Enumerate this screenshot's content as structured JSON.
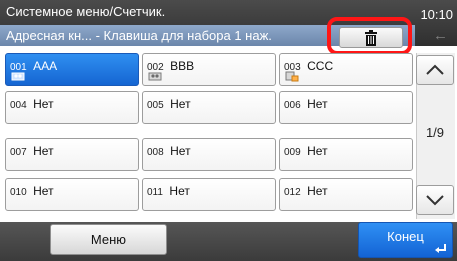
{
  "header": {
    "title": "Системное меню/Счетчик.",
    "time": "10:10",
    "subtitle": "Адресная кн... - Клавиша для набора 1 наж.",
    "back_glyph": "←"
  },
  "toolbar": {
    "delete_icon": "trash-icon",
    "highlight_color": "#ff1616"
  },
  "grid": {
    "rows": [
      [
        {
          "num": "001",
          "name": "AAA",
          "icon": "group-icon",
          "selected": true
        },
        {
          "num": "002",
          "name": "BBB",
          "icon": "group-icon",
          "selected": false
        },
        {
          "num": "003",
          "name": "CCC",
          "icon": "folder-icon",
          "selected": false
        }
      ],
      [
        {
          "num": "004",
          "name": "Нет"
        },
        {
          "num": "005",
          "name": "Нет"
        },
        {
          "num": "006",
          "name": "Нет"
        }
      ],
      [
        {
          "num": "007",
          "name": "Нет"
        },
        {
          "num": "008",
          "name": "Нет"
        },
        {
          "num": "009",
          "name": "Нет"
        }
      ],
      [
        {
          "num": "010",
          "name": "Нет"
        },
        {
          "num": "011",
          "name": "Нет"
        },
        {
          "num": "012",
          "name": "Нет"
        }
      ]
    ]
  },
  "pagination": {
    "page_text": "1/9"
  },
  "footer": {
    "menu_label": "Меню",
    "done_label": "Конец"
  },
  "colors": {
    "selected": "#1f7be8",
    "header": "#3a3a3a",
    "subheader": "#7d97bc"
  }
}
============
Look through the entries and return every line where "selected" appears.

          "selected": true
          "selected": false
          "selected": false
    "selected": "#1f7be8",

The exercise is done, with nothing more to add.